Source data

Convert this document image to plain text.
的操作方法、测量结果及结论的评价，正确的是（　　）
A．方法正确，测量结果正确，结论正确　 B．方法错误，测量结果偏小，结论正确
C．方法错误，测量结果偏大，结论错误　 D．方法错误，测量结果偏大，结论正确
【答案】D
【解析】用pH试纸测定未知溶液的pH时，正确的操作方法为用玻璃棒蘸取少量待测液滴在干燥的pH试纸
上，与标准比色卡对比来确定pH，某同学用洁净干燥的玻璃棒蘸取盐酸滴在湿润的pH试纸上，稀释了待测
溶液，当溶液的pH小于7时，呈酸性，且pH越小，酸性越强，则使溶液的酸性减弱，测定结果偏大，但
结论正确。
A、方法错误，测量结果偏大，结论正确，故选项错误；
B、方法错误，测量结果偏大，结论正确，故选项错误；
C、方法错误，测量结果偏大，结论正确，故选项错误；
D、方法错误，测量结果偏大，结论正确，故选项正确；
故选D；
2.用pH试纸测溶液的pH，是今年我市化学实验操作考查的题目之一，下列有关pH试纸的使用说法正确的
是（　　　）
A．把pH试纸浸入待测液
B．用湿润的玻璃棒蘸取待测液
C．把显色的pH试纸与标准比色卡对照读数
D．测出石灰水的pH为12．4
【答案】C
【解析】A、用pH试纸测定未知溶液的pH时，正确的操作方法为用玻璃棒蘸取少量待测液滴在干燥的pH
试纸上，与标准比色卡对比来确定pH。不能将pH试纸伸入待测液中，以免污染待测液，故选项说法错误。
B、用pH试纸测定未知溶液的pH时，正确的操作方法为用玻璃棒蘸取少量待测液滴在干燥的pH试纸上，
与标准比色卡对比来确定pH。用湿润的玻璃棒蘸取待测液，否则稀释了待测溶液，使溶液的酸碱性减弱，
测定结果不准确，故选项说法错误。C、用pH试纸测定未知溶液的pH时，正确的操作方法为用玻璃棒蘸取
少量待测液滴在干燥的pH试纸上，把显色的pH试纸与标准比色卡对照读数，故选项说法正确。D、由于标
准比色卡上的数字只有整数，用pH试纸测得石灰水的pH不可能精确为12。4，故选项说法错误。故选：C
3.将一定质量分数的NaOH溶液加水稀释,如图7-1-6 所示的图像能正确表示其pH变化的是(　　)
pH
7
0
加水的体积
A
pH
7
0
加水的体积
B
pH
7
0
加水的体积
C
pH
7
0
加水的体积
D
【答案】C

▶ **What is asked**: Your task is to give the records above again, exactly.

▶ **Response**:
Convert this document image to plain text.
的操作方法、测量结果及结论的评价，正确的是（　　）
A．方法正确，测量结果正确，结论正确　 B．方法错误，测量结果偏小，结论正确
C．方法错误，测量结果偏大，结论错误　 D．方法错误，测量结果偏大，结论正确
【答案】D
【解析】用pH试纸测定未知溶液的pH时，正确的操作方法为用玻璃棒蘸取少量待测液滴在干燥的pH试纸
上，与标准比色卡对比来确定pH，某同学用洁净干燥的玻璃棒蘸取盐酸滴在湿润的pH试纸上，稀释了待测
溶液，当溶液的pH小于7时，呈酸性，且pH越小，酸性越强，则使溶液的酸性减弱，测定结果偏大，但
结论正确。
A、方法错误，测量结果偏大，结论正确，故选项错误；
B、方法错误，测量结果偏大，结论正确，故选项错误；
C、方法错误，测量结果偏大，结论正确，故选项错误；
D、方法错误，测量结果偏大，结论正确，故选项正确；
故选D；
2.用pH试纸测溶液的pH，是今年我市化学实验操作考查的题目之一，下列有关pH试纸的使用说法正确的
是（　　　）
A．把pH试纸浸入待测液
B．用湿润的玻璃棒蘸取待测液
C．把显色的pH试纸与标准比色卡对照读数
D．测出石灰水的pH为12．4
【答案】C
【解析】A、用pH试纸测定未知溶液的pH时，正确的操作方法为用玻璃棒蘸取少量待测液滴在干燥的pH
试纸上，与标准比色卡对比来确定pH。不能将pH试纸伸入待测液中，以免污染待测液，故选项说法错误。
B、用pH试纸测定未知溶液的pH时，正确的操作方法为用玻璃棒蘸取少量待测液滴在干燥的pH试纸上，
与标准比色卡对比来确定pH。用湿润的玻璃棒蘸取待测液，否则稀释了待测溶液，使溶液的酸碱性减弱，
测定结果不准确，故选项说法错误。C、用pH试纸测定未知溶液的pH时，正确的操作方法为用玻璃棒蘸取
少量待测液滴在干燥的pH试纸上，把显色的pH试纸与标准比色卡对照读数，故选项说法正确。D、由于标
准比色卡上的数字只有整数，用pH试纸测得石灰水的pH不可能精确为12。4，故选项说法错误。故选：C
3.将一定质量分数的NaOH溶液加水稀释,如图7-1-6 所示的图像能正确表示其pH变化的是(　　)
pH
7
0
加水的体积
A
pH
7
0
加水的体积
B
pH
7
0
加水的体积
C
pH
7
0
加水的体积
D
【答案】C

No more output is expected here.